=== DATA EXTRACT ===
· · · · · · ·
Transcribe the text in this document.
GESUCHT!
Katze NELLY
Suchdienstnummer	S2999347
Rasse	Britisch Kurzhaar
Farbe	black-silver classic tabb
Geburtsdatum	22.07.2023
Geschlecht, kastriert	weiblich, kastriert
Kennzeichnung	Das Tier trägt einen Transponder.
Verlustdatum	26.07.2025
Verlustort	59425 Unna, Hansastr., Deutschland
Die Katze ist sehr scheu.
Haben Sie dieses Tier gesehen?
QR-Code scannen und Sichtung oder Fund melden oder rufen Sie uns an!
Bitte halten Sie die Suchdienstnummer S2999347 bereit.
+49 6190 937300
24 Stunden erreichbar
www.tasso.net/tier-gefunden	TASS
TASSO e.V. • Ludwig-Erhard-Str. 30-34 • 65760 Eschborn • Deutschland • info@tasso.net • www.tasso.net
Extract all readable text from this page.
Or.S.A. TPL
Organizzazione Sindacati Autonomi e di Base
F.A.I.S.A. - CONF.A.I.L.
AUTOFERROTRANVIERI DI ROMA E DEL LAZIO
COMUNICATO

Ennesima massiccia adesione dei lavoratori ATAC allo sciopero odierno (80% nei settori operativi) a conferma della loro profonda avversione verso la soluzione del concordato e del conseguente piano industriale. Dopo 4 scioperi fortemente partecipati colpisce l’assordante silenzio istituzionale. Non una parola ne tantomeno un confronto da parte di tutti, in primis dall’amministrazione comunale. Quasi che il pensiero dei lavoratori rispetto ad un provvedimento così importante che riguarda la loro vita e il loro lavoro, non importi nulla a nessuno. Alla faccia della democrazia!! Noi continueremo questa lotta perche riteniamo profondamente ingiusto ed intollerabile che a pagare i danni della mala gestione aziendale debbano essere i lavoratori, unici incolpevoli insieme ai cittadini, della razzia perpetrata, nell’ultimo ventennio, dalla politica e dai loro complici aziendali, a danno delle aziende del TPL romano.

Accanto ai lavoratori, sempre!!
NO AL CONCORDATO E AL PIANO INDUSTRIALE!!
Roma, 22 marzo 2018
· · · · · · ·
=== DIRECTIONS ===
Using the data above, say how many lines include "this". No other reply is needed.

=== TASK RESPONSE ===
2